**Stored records:**
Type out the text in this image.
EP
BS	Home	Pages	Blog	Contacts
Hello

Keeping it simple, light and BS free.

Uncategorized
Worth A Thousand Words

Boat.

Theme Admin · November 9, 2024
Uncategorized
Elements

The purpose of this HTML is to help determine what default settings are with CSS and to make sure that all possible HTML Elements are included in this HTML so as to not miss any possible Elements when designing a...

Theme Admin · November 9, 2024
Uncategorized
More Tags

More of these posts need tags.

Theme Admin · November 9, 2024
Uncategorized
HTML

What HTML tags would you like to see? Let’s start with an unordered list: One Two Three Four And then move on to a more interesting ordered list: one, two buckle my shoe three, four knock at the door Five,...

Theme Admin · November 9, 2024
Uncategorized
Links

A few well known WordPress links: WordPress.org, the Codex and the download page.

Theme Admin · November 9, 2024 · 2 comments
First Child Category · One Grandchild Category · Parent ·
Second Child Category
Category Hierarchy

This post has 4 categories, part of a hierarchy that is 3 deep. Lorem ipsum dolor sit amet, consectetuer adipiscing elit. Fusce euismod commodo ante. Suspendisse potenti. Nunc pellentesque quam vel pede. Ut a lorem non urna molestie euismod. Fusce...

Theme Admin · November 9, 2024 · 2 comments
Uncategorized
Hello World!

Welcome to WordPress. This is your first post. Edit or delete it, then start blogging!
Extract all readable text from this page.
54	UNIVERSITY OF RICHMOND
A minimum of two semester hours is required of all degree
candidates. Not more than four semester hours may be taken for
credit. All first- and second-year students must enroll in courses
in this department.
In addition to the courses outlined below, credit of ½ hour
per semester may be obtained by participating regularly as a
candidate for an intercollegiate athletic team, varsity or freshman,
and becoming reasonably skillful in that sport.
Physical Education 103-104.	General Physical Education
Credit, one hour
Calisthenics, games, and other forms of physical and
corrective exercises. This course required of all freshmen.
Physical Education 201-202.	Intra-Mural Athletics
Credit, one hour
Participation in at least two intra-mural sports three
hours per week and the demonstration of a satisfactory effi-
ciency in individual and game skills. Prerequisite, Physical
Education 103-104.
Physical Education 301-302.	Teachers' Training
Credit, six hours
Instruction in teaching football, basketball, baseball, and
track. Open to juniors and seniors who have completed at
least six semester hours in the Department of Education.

**Problem to work on:** Pull every line containing the word "least" out of the material.

**Answer in full:**
Participation in at least two intra-mural sports three
least six semester hours in the Department of Education.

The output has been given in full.